DATASET EXCERPTS

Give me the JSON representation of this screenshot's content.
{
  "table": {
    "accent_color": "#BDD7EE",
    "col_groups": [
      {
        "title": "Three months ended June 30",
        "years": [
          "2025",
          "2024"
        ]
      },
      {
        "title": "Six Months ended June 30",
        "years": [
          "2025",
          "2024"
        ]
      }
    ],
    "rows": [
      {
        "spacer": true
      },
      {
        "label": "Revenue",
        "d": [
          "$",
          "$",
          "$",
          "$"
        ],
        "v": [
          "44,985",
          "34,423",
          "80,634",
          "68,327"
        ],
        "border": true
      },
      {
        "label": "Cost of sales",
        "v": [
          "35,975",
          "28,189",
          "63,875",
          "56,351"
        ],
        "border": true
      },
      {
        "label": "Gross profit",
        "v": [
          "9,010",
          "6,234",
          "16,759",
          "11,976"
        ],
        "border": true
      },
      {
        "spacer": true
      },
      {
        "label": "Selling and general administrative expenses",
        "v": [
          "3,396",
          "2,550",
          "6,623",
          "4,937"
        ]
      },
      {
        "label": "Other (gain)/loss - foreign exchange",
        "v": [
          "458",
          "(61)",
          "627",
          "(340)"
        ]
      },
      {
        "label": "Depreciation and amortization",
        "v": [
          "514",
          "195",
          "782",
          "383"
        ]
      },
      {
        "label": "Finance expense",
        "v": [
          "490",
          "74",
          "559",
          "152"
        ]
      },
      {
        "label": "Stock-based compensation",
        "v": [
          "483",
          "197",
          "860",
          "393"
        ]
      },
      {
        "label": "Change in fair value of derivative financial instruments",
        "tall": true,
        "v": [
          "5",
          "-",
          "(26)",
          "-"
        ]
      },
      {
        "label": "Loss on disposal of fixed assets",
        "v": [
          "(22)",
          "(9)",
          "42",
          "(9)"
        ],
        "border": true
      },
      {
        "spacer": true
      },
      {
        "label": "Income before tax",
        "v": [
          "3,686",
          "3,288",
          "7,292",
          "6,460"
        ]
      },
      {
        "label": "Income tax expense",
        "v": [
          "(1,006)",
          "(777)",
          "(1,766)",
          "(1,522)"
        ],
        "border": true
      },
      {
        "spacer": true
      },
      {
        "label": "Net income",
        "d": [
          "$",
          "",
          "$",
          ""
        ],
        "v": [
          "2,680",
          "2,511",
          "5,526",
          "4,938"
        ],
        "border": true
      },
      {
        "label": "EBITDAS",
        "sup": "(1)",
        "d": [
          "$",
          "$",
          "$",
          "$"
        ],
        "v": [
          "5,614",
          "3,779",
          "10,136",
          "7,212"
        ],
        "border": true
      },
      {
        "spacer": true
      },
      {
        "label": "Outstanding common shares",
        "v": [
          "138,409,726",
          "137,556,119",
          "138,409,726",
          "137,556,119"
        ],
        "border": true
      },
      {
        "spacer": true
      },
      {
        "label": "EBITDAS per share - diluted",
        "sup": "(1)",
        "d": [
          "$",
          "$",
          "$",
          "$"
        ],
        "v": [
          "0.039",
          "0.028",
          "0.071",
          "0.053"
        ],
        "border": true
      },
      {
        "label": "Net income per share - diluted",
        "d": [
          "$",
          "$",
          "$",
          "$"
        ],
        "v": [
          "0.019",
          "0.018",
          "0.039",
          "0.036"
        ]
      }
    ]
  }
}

SHORT EXERCISE
Write out the entries above word for word.

RESULT FOR THIS TASK
Give me the JSON representation of this screenshot's content.
{
  "table": {
    "accent_color": "#BDD7EE",
    "col_groups": [
      {
        "title": "Three months ended June 30",
        "years": [
          "2025",
          "2024"
        ]
      },
      {
        "title": "Six Months ended June 30",
        "years": [
          "2025",
          "2024"
        ]
      }
    ],
    "rows": [
      {
        "spacer": true
      },
      {
        "label": "Revenue",
        "d": [
          "$",
          "$",
          "$",
          "$"
        ],
        "v": [
          "44,985",
          "34,423",
          "80,634",
          "68,327"
        ],
        "border": true
      },
      {
        "label": "Cost of sales",
        "v": [
          "35,975",
          "28,189",
          "63,875",
          "56,351"
        ],
        "border": true
      },
      {
        "label": "Gross profit",
        "v": [
          "9,010",
          "6,234",
          "16,759",
          "11,976"
        ],
        "border": true
      },
      {
        "spacer": true
      },
      {
        "label": "Selling and general administrative expenses",
        "v": [
          "3,396",
          "2,550",
          "6,623",
          "4,937"
        ]
      },
      {
        "label": "Other (gain)/loss - foreign exchange",
        "v": [
          "458",
          "(61)",
          "627",
          "(340)"
        ]
      },
      {
        "label": "Depreciation and amortization",
        "v": [
          "514",
          "195",
          "782",
          "383"
        ]
      },
      {
        "label": "Finance expense",
        "v": [
          "490",
          "74",
          "559",
          "152"
        ]
      },
      {
        "label": "Stock-based compensation",
        "v": [
          "483",
          "197",
          "860",
          "393"
        ]
      },
      {
        "label": "Change in fair value of derivative financial instruments",
        "tall": true,
        "v": [
          "5",
          "-",
          "(26)",
          "-"
        ]
      },
      {
        "label": "Loss on disposal of fixed assets",
        "v": [
          "(22)",
          "(9)",
          "42",
          "(9)"
        ],
        "border": true
      },
      {
        "spacer": true
      },
      {
        "label": "Income before tax",
        "v": [
          "3,686",
          "3,288",
          "7,292",
          "6,460"
        ]
      },
      {
        "label": "Income tax expense",
        "v": [
          "(1,006)",
          "(777)",
          "(1,766)",
          "(1,522)"
        ],
        "border": true
      },
      {
        "spacer": true
      },
      {
        "label": "Net income",
        "d": [
          "$",
          "",
          "$",
          ""
        ],
        "v": [
          "2,680",
          "2,511",
          "5,526",
          "4,938"
        ],
        "border": true
      },
      {
        "label": "EBITDAS",
        "sup": "(1)",
        "d": [
          "$",
          "$",
          "$",
          "$"
        ],
        "v": [
          "5,614",
          "3,779",
          "10,136",
          "7,212"
        ],
        "border": true
      },
      {
        "spacer": true
      },
      {
        "label": "Outstanding common shares",
        "v": [
          "138,409,726",
          "137,556,119",
          "138,409,726",
          "137,556,119"
        ],
        "border": true
      },
      {
        "spacer": true
      },
      {
        "label": "EBITDAS per share - diluted",
        "sup": "(1)",
        "d": [
          "$",
          "$",
          "$",
          "$"
        ],
        "v": [
          "0.039",
          "0.028",
          "0.071",
          "0.053"
        ],
        "border": true
      },
      {
        "label": "Net income per share - diluted",
        "d": [
          "$",
          "$",
          "$",
          "$"
        ],
        "v": [
          "0.019",
          "0.018",
          "0.039",
          "0.036"
        ]
      }
    ]
  }
}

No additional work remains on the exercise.